Work required
Reproduce all of the data exactly.

Provided material
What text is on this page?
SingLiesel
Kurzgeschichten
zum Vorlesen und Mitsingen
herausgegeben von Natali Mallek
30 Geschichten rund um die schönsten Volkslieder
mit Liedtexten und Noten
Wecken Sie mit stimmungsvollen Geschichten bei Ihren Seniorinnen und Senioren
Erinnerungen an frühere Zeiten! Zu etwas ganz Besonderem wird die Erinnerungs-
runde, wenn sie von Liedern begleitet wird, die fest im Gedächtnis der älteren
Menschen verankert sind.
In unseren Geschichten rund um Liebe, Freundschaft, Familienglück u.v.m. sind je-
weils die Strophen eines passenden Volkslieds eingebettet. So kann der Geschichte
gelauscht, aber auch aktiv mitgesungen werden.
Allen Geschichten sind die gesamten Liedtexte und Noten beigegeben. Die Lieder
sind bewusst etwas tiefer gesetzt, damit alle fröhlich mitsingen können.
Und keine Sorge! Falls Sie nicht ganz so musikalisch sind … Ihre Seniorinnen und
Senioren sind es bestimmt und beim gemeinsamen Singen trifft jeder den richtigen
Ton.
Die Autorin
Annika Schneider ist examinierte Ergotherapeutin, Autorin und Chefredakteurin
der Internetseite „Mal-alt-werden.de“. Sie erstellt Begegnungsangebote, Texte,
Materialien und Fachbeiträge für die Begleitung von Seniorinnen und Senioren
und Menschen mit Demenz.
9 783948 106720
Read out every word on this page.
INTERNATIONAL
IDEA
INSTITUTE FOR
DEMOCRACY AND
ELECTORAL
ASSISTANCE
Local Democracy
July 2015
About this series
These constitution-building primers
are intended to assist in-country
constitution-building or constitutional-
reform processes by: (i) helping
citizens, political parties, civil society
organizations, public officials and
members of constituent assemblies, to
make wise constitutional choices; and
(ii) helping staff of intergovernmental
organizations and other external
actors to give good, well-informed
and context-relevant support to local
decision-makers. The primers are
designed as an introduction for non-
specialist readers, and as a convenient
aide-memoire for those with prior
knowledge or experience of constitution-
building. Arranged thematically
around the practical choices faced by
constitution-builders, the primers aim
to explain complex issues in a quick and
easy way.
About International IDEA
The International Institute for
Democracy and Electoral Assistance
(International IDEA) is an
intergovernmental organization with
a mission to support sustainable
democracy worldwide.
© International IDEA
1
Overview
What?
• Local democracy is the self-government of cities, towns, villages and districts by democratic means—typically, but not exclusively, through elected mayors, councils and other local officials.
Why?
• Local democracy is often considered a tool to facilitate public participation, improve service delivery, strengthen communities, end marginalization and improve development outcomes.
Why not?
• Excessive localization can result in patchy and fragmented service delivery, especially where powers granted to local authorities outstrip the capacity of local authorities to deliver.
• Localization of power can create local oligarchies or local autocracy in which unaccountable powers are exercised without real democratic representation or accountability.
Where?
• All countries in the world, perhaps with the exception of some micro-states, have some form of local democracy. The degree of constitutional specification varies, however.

Reply
What text is on this page?
SingLiesel
Kurzgeschichten
zum Vorlesen und Mitsingen
herausgegeben von Natali Mallek
30 Geschichten rund um die schönsten Volkslieder
mit Liedtexten und Noten
Wecken Sie mit stimmungsvollen Geschichten bei Ihren Seniorinnen und Senioren
Erinnerungen an frühere Zeiten! Zu etwas ganz Besonderem wird die Erinnerungs-
runde, wenn sie von Liedern begleitet wird, die fest im Gedächtnis der älteren
Menschen verankert sind.
In unseren Geschichten rund um Liebe, Freundschaft, Familienglück u.v.m. sind je-
weils die Strophen eines passenden Volkslieds eingebettet. So kann der Geschichte
gelauscht, aber auch aktiv mitgesungen werden.
Allen Geschichten sind die gesamten Liedtexte und Noten beigegeben. Die Lieder
sind bewusst etwas tiefer gesetzt, damit alle fröhlich mitsingen können.
Und keine Sorge! Falls Sie nicht ganz so musikalisch sind … Ihre Seniorinnen und
Senioren sind es bestimmt und beim gemeinsamen Singen trifft jeder den richtigen
Ton.
Die Autorin
Annika Schneider ist examinierte Ergotherapeutin, Autorin und Chefredakteurin
der Internetseite „Mal-alt-werden.de“. Sie erstellt Begegnungsangebote, Texte,
Materialien und Fachbeiträge für die Begleitung von Seniorinnen und Senioren
und Menschen mit Demenz.
9 783948 106720
Read out every word on this page.
INTERNATIONAL
IDEA
INSTITUTE FOR
DEMOCRACY AND
ELECTORAL
ASSISTANCE
Local Democracy
July 2015
About this series
These constitution-building primers
are intended to assist in-country
constitution-building or constitutional-
reform processes by: (i) helping
citizens, political parties, civil society
organizations, public officials and
members of constituent assemblies, to
make wise constitutional choices; and
(ii) helping staff of intergovernmental
organizations and other external
actors to give good, well-informed
and context-relevant support to local
decision-makers. The primers are
designed as an introduction for non-
specialist readers, and as a convenient
aide-memoire for those with prior
knowledge or experience of constitution-
building. Arranged thematically
around the practical choices faced by
constitution-builders, the primers aim
to explain complex issues in a quick and
easy way.
About International IDEA
The International Institute for
Democracy and Electoral Assistance
(International IDEA) is an
intergovernmental organization with
a mission to support sustainable
democracy worldwide.
© International IDEA
1
Overview
What?
• Local democracy is the self-government of cities, towns, villages and districts by democratic means—typically, but not exclusively, through elected mayors, councils and other local officials.
Why?
• Local democracy is often considered a tool to facilitate public participation, improve service delivery, strengthen communities, end marginalization and improve development outcomes.
Why not?
• Excessive localization can result in patchy and fragmented service delivery, especially where powers granted to local authorities outstrip the capacity of local authorities to deliver.
• Localization of power can create local oligarchies or local autocracy in which unaccountable powers are exercised without real democratic representation or accountability.
Where?
• All countries in the world, perhaps with the exception of some micro-states, have some form of local democracy. The degree of constitutional specification varies, however.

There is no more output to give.